— START OF Rows —

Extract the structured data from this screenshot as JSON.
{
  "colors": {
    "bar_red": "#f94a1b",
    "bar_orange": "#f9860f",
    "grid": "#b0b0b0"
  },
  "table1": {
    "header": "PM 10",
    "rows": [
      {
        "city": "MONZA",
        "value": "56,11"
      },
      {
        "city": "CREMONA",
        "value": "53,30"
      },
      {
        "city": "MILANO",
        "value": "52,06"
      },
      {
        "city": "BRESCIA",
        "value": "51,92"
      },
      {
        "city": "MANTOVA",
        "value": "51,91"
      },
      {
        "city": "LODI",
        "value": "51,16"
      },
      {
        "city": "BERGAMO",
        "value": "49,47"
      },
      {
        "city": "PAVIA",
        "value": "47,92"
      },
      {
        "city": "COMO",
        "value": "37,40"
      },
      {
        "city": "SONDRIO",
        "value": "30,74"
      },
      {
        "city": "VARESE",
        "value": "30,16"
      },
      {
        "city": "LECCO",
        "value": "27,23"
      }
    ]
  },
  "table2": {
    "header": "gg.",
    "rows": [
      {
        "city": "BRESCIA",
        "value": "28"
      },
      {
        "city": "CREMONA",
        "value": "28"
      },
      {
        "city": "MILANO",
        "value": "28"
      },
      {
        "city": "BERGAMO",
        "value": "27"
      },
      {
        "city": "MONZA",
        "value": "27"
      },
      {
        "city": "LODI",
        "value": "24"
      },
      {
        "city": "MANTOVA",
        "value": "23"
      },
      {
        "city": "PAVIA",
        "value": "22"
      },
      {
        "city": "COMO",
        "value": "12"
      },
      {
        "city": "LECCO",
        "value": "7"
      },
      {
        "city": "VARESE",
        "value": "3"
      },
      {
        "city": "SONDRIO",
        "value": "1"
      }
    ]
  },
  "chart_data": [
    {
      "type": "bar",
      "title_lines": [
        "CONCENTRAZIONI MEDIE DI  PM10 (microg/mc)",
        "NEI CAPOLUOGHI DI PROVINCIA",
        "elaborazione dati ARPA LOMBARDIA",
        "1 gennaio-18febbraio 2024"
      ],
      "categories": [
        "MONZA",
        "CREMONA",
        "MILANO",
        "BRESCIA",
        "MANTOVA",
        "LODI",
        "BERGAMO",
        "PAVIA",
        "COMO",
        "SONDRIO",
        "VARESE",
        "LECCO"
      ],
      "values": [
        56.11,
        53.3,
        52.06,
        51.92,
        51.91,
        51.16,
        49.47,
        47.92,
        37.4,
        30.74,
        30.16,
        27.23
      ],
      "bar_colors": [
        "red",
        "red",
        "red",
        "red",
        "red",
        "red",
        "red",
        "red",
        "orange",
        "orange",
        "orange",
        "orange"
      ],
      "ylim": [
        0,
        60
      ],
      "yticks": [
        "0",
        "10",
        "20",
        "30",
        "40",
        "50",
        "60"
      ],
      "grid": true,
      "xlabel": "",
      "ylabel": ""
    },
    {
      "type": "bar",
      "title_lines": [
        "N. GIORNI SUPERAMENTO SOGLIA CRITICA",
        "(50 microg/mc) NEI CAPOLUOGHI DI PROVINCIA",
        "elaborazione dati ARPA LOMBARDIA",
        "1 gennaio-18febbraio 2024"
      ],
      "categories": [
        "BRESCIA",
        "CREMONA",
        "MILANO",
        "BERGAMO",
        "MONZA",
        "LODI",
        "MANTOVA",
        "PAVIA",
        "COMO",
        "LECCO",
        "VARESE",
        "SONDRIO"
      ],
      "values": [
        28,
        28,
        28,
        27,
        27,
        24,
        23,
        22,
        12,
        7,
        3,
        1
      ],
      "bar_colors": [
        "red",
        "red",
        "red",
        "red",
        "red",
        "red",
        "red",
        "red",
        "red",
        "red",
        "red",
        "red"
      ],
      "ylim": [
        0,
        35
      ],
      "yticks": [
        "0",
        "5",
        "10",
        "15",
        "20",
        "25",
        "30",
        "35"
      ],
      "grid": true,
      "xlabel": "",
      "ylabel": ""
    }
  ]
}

— END OF Rows —

### What is asked
Return the material in full, exactly as shown.

### Response to the exercise
Extract the structured data from this screenshot as JSON.
{
  "colors": {
    "bar_red": "#f94a1b",
    "bar_orange": "#f9860f",
    "grid": "#b0b0b0"
  },
  "table1": {
    "header": "PM 10",
    "rows": [
      {
        "city": "MONZA",
        "value": "56,11"
      },
      {
        "city": "CREMONA",
        "value": "53,30"
      },
      {
        "city": "MILANO",
        "value": "52,06"
      },
      {
        "city": "BRESCIA",
        "value": "51,92"
      },
      {
        "city": "MANTOVA",
        "value": "51,91"
      },
      {
        "city": "LODI",
        "value": "51,16"
      },
      {
        "city": "BERGAMO",
        "value": "49,47"
      },
      {
        "city": "PAVIA",
        "value": "47,92"
      },
      {
        "city": "COMO",
        "value": "37,40"
      },
      {
        "city": "SONDRIO",
        "value": "30,74"
      },
      {
        "city": "VARESE",
        "value": "30,16"
      },
      {
        "city": "LECCO",
        "value": "27,23"
      }
    ]
  },
  "table2": {
    "header": "gg.",
    "rows": [
      {
        "city": "BRESCIA",
        "value": "28"
      },
      {
        "city": "CREMONA",
        "value": "28"
      },
      {
        "city": "MILANO",
        "value": "28"
      },
      {
        "city": "BERGAMO",
        "value": "27"
      },
      {
        "city": "MONZA",
        "value": "27"
      },
      {
        "city": "LODI",
        "value": "24"
      },
      {
        "city": "MANTOVA",
        "value": "23"
      },
      {
        "city": "PAVIA",
        "value": "22"
      },
      {
        "city": "COMO",
        "value": "12"
      },
      {
        "city": "LECCO",
        "value": "7"
      },
      {
        "city": "VARESE",
        "value": "3"
      },
      {
        "city": "SONDRIO",
        "value": "1"
      }
    ]
  },
  "chart_data": [
    {
      "type": "bar",
      "title_lines": [
        "CONCENTRAZIONI MEDIE DI  PM10 (microg/mc)",
        "NEI CAPOLUOGHI DI PROVINCIA",
        "elaborazione dati ARPA LOMBARDIA",
        "1 gennaio-18febbraio 2024"
      ],
      "categories": [
        "MONZA",
        "CREMONA",
        "MILANO",
        "BRESCIA",
        "MANTOVA",
        "LODI",
        "BERGAMO",
        "PAVIA",
        "COMO",
        "SONDRIO",
        "VARESE",
        "LECCO"
      ],
      "values": [
        56.11,
        53.3,
        52.06,
        51.92,
        51.91,
        51.16,
        49.47,
        47.92,
        37.4,
        30.74,
        30.16,
        27.23
      ],
      "bar_colors": [
        "red",
        "red",
        "red",
        "red",
        "red",
        "red",
        "red",
        "red",
        "orange",
        "orange",
        "orange",
        "orange"
      ],
      "ylim": [
        0,
        60
      ],
      "yticks": [
        "0",
        "10",
        "20",
        "30",
        "40",
        "50",
        "60"
      ],
      "grid": true,
      "xlabel": "",
      "ylabel": ""
    },
    {
      "type": "bar",
      "title_lines": [
        "N. GIORNI SUPERAMENTO SOGLIA CRITICA",
        "(50 microg/mc) NEI CAPOLUOGHI DI PROVINCIA",
        "elaborazione dati ARPA LOMBARDIA",
        "1 gennaio-18febbraio 2024"
      ],
      "categories": [
        "BRESCIA",
        "CREMONA",
        "MILANO",
        "BERGAMO",
        "MONZA",
        "LODI",
        "MANTOVA",
        "PAVIA",
        "COMO",
        "LECCO",
        "VARESE",
        "SONDRIO"
      ],
      "values": [
        28,
        28,
        28,
        27,
        27,
        24,
        23,
        22,
        12,
        7,
        3,
        1
      ],
      "bar_colors": [
        "red",
        "red",
        "red",
        "red",
        "red",
        "red",
        "red",
        "red",
        "red",
        "red",
        "red",
        "red"
      ],
      "ylim": [
        0,
        35
      ],
      "yticks": [
        "0",
        "5",
        "10",
        "15",
        "20",
        "25",
        "30",
        "35"
      ],
      "grid": true,
      "xlabel": "",
      "ylabel": ""
    }
  ]
}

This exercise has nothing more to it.